## Supplied records
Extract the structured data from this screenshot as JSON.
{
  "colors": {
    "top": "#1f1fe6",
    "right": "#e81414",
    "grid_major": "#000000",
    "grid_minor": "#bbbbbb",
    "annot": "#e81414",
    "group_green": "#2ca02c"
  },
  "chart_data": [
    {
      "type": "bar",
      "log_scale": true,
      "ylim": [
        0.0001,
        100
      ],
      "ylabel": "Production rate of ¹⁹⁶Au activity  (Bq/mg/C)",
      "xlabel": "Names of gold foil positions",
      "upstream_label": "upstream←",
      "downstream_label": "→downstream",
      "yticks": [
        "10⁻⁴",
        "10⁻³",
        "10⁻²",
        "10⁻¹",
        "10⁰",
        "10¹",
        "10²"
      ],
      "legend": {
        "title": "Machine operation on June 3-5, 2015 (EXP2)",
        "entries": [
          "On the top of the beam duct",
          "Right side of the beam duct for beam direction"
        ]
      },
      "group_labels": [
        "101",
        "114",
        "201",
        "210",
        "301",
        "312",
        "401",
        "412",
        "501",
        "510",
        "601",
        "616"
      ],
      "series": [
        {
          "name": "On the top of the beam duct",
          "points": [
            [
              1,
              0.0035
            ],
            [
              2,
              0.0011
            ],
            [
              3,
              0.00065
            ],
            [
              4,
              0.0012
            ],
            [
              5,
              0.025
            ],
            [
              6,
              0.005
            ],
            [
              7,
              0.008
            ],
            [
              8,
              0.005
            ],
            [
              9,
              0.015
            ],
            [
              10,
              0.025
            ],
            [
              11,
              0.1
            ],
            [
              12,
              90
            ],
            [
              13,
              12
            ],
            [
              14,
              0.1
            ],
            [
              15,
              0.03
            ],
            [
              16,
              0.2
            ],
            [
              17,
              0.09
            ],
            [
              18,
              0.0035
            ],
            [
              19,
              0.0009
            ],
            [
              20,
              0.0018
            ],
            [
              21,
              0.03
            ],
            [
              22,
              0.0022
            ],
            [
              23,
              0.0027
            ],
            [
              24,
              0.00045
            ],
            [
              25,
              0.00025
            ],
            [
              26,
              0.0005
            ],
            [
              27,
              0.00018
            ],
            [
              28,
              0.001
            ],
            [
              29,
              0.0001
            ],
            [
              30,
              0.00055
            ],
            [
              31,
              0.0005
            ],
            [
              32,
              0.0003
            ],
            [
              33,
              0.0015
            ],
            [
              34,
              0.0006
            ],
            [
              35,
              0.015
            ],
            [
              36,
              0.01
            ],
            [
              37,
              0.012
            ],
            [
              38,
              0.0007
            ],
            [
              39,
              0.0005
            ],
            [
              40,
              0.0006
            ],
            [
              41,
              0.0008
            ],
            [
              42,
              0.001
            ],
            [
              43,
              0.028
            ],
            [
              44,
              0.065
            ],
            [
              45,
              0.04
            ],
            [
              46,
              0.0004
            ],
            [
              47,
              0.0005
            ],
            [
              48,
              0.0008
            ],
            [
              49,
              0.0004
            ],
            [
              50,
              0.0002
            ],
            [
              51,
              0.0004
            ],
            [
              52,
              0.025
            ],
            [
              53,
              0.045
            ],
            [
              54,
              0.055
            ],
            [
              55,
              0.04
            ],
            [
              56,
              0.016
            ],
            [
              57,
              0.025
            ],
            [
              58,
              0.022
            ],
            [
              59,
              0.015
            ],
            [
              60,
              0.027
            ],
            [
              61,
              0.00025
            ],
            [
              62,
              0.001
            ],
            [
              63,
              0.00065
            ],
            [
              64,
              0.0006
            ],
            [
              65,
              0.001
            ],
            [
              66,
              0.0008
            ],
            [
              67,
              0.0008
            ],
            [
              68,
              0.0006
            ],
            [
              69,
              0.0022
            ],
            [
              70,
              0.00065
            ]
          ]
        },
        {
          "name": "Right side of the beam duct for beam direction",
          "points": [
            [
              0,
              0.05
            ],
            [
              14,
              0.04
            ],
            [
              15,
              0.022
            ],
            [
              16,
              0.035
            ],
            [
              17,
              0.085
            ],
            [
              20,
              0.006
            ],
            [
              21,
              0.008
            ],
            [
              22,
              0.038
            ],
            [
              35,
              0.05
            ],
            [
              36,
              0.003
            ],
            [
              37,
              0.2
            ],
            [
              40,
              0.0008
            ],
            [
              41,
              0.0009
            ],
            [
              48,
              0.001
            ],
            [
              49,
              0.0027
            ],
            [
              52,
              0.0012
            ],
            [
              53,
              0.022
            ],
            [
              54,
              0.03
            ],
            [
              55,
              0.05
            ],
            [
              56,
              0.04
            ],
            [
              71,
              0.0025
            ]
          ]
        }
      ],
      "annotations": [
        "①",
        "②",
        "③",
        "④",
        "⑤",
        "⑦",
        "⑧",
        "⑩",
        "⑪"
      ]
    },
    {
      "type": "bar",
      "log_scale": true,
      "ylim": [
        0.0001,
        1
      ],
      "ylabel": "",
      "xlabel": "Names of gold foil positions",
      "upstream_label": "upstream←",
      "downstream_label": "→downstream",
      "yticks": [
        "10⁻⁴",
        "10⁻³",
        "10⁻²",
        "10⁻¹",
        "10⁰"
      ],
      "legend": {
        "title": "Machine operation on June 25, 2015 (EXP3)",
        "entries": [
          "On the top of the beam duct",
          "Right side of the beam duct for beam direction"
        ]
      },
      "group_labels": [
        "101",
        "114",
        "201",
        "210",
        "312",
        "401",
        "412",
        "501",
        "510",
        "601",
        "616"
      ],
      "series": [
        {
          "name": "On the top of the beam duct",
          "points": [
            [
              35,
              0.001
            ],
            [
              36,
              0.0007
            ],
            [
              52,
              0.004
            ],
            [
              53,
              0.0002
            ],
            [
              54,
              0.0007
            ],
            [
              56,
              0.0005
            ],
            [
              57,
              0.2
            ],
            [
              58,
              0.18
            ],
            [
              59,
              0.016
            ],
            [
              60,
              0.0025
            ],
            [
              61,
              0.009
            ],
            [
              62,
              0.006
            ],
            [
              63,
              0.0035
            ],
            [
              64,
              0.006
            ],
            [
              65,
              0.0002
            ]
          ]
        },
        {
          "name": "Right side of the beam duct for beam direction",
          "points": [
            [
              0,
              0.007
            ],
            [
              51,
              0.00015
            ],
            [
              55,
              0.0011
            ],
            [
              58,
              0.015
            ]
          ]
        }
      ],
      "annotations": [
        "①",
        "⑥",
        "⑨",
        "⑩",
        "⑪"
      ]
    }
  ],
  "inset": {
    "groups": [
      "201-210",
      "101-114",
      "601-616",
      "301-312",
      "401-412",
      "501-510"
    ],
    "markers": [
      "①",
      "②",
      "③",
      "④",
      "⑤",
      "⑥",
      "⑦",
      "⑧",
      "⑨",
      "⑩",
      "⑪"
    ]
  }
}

## What to work on
For each line above that contains the word "title", copy that line.

## Task result
        "title": "Machine operation on June 3-5, 2015 (EXP2)",
        "title": "Machine operation on June 25, 2015 (EXP3)",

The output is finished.